EXERCISE TASK:
Quote the records beneath, complete and exact. Leave out images.

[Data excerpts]
--- Start ---
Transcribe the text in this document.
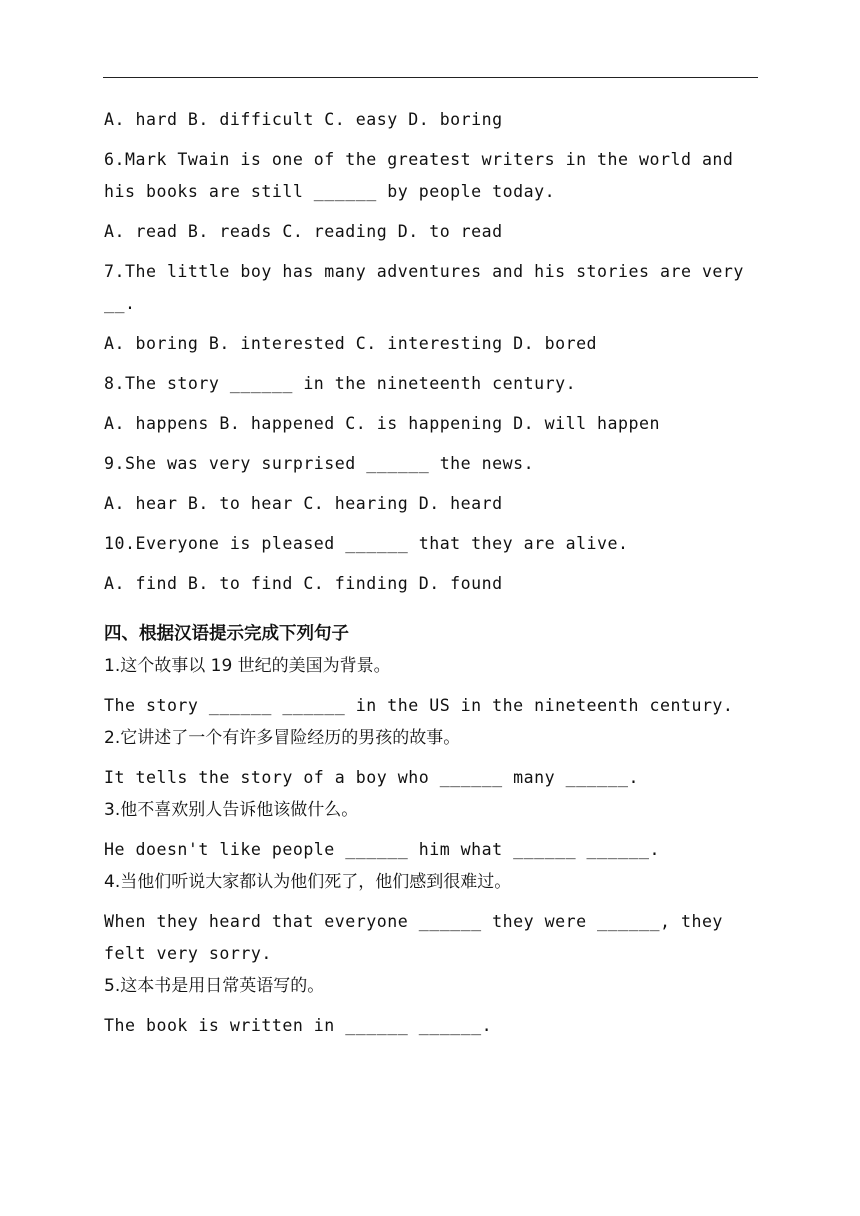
A. hard B. difficult C. easy D. boring

6.Mark Twain is one of the greatest writers in the world and his books are still ______ by people today.

A. read B. reads C. reading D. to read

7.The little boy has many adventures and his stories are very __.

A. boring B. interested C. interesting D. bored

8.The story ______ in the nineteenth century.

A. happens B. happened C. is happening D. will happen

9.She was very surprised ______ the news.

A. hear B. to hear C. hearing D. heard

10.Everyone is pleased ______ that they are alive.

A. find B. to find C. finding D. found

四、根据汉语提示完成下列句子

1.这个故事以 19 世纪的美国为背景。

The story ______ ______ in the US in the nineteenth century.

2.它讲述了一个有许多冒险经历的男孩的故事。

It tells the story of a boy who ______ many ______.

3.他不喜欢别人告诉他该做什么。

He doesn't like people ______ him what ______ ______.

4.当他们听说大家都认为他们死了，他们感到很难过。

When they heard that everyone ______ they were ______, they felt very sorry.

5.这本书是用日常英语写的。

The book is written in ______ ______.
--- End ---
RESULT OF THIS TASK:
Transcribe the text in this document.
A. hard B. difficult C. easy D. boring

6.Mark Twain is one of the greatest writers in the world and his books are still ______ by people today.

A. read B. reads C. reading D. to read

7.The little boy has many adventures and his stories are very __.

A. boring B. interested C. interesting D. bored

8.The story ______ in the nineteenth century.

A. happens B. happened C. is happening D. will happen

9.She was very surprised ______ the news.

A. hear B. to hear C. hearing D. heard

10.Everyone is pleased ______ that they are alive.

A. find B. to find C. finding D. found

四、根据汉语提示完成下列句子

1.这个故事以 19 世纪的美国为背景。

The story ______ ______ in the US in the nineteenth century.

2.它讲述了一个有许多冒险经历的男孩的故事。

It tells the story of a boy who ______ many ______.

3.他不喜欢别人告诉他该做什么。

He doesn't like people ______ him what ______ ______.

4.当他们听说大家都认为他们死了，他们感到很难过。

When they heard that everyone ______ they were ______, they felt very sorry.

5.这本书是用日常英语写的。

The book is written in ______ ______.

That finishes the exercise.